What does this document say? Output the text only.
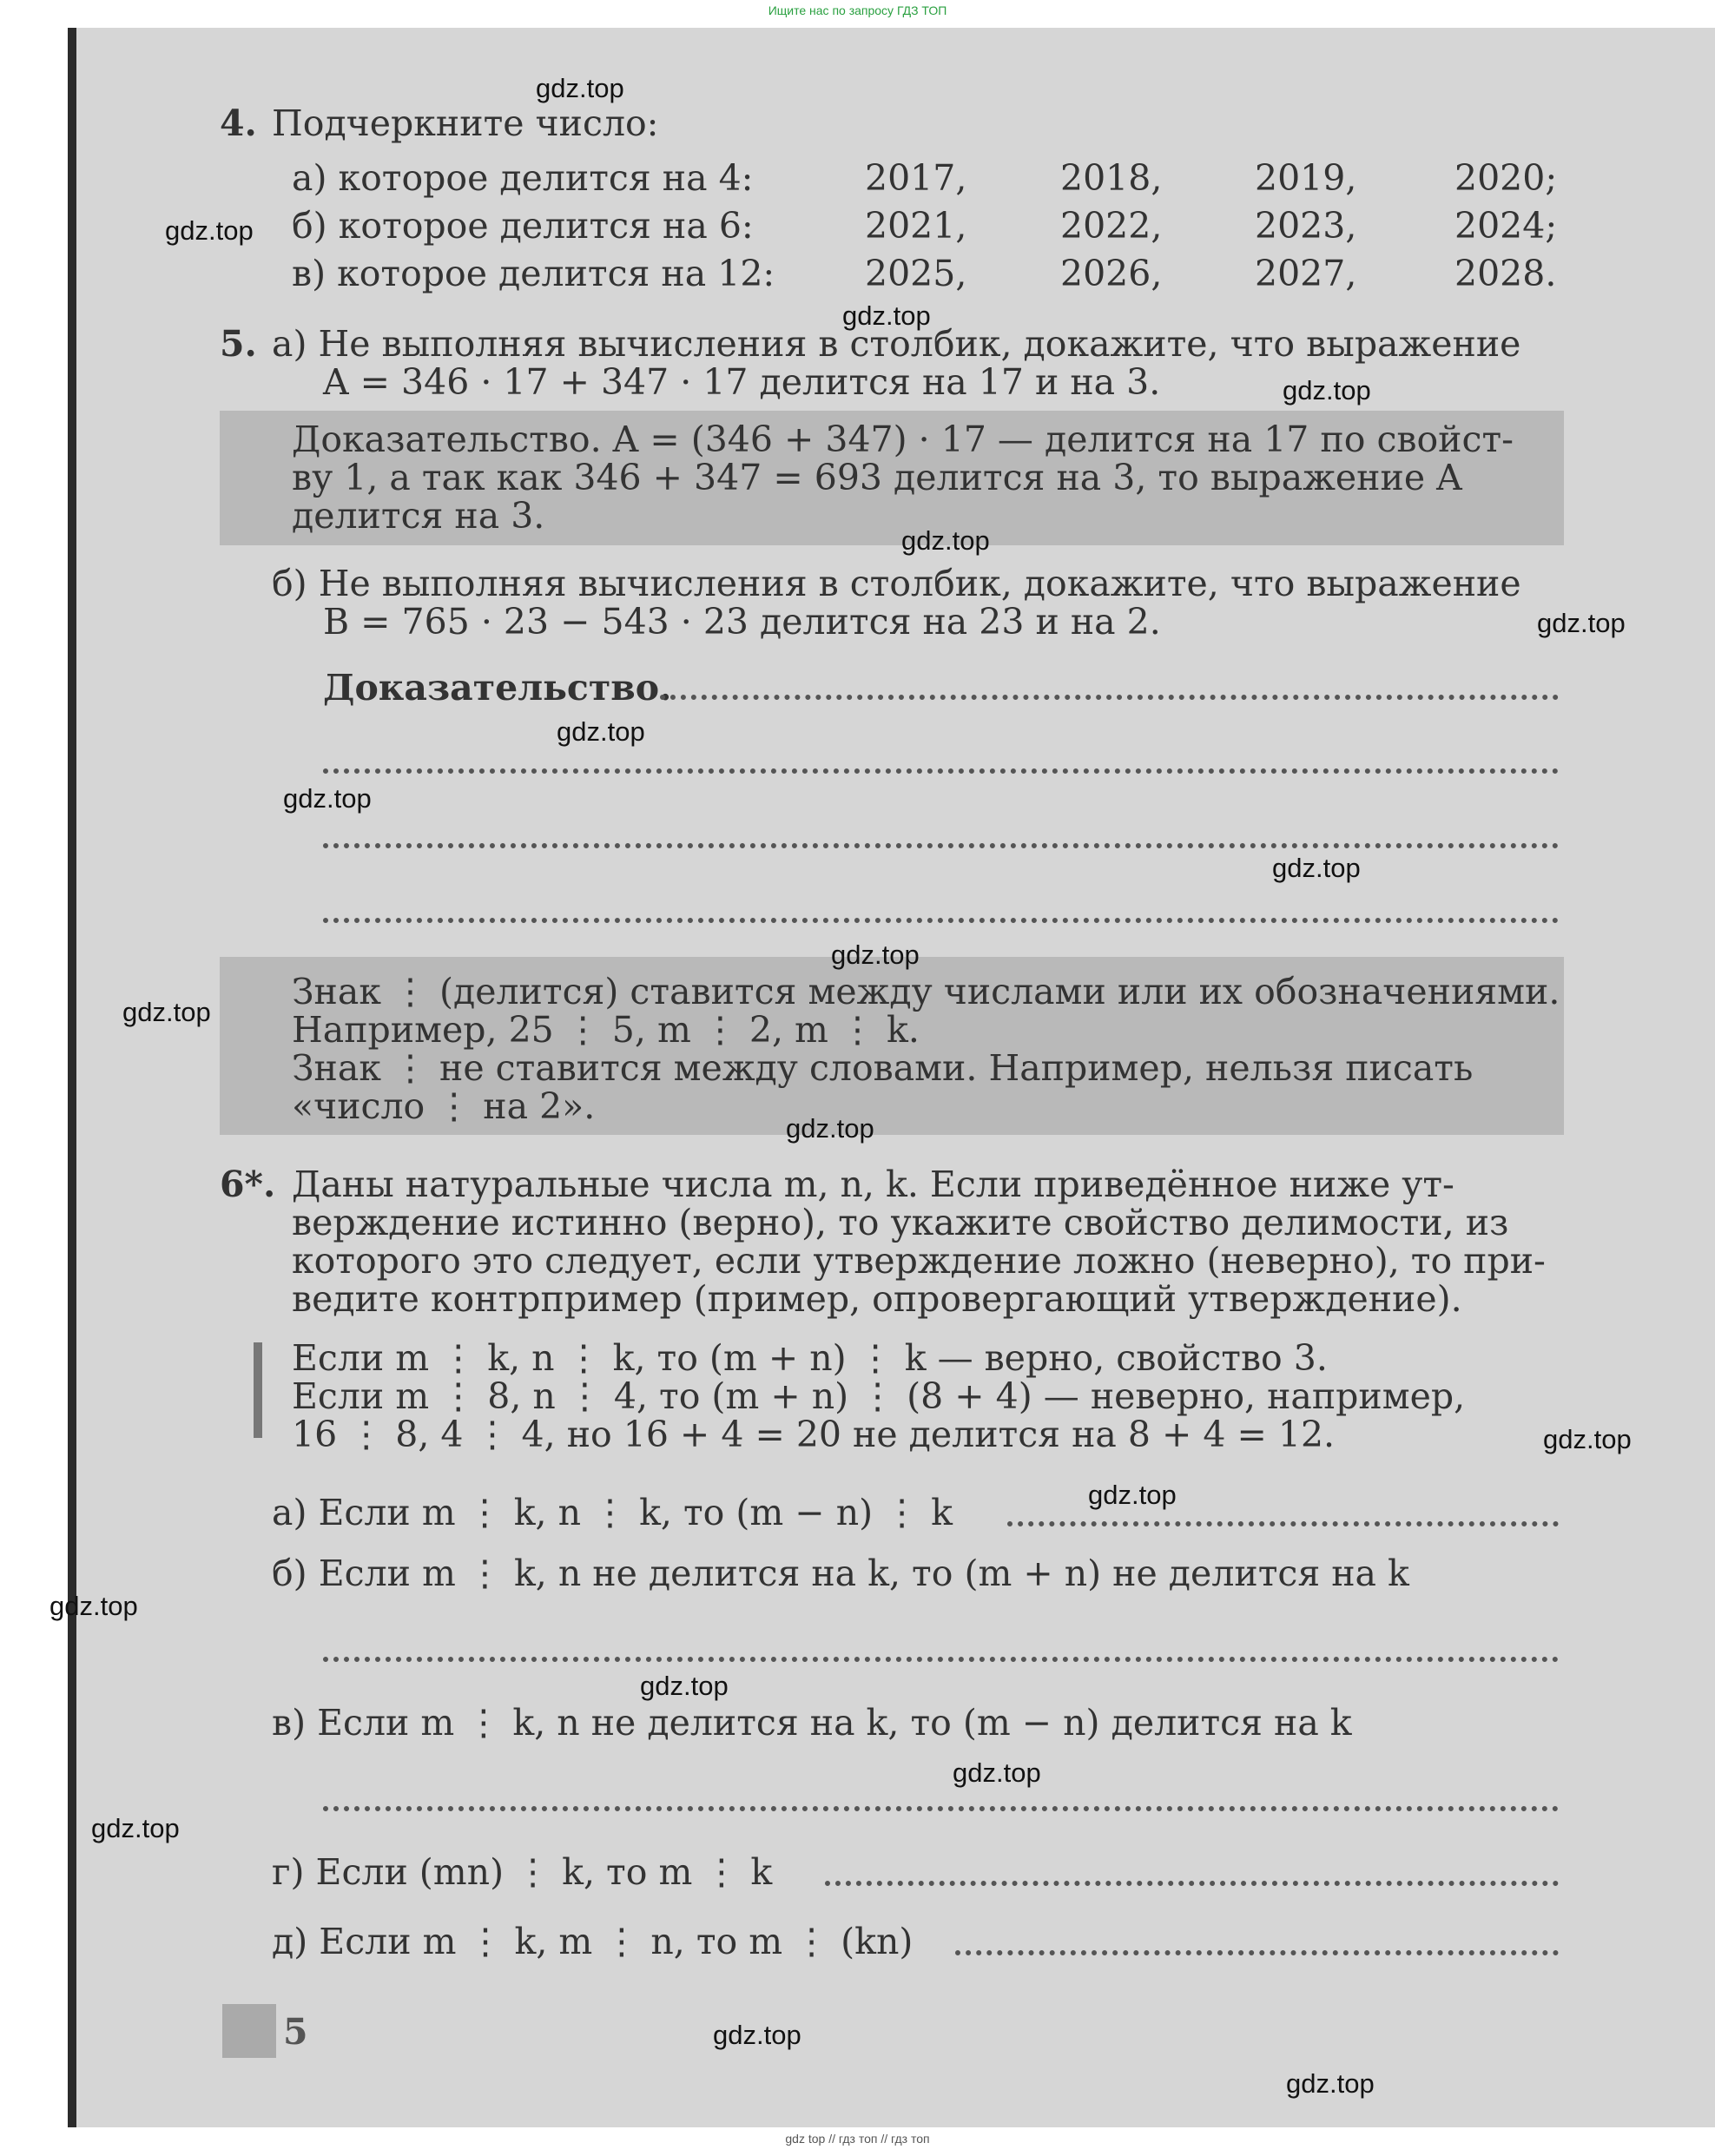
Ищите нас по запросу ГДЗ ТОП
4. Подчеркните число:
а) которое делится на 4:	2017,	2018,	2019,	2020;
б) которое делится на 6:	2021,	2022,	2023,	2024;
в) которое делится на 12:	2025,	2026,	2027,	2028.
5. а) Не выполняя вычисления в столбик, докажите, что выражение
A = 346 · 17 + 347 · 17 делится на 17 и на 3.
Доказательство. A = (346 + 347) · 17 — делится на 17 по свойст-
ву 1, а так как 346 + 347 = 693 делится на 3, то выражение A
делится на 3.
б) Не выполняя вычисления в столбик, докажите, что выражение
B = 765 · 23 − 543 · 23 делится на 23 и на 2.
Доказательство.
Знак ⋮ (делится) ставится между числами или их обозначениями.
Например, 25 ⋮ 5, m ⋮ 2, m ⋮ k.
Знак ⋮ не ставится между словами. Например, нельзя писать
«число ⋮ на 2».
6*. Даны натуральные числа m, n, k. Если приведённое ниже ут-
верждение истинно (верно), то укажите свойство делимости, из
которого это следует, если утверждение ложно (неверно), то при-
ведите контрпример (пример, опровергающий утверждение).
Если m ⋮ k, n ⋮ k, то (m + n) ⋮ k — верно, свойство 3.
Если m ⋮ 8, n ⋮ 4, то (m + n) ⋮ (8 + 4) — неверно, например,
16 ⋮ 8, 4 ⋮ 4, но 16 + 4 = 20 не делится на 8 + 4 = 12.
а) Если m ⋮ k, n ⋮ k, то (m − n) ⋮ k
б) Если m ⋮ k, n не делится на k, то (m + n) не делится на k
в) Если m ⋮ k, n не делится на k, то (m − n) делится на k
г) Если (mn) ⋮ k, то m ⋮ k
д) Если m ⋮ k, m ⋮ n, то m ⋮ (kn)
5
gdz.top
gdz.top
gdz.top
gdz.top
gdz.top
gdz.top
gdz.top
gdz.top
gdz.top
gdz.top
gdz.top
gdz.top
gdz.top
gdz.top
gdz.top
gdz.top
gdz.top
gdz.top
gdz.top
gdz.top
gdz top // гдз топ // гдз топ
========
* **Given problem**:
Take each line containing the string "докажите" and copy it out.

* **Reply**:
5. а) Не выполняя вычисления в столбик, докажите, что выражение
б) Не выполняя вычисления в столбик, докажите, что выражение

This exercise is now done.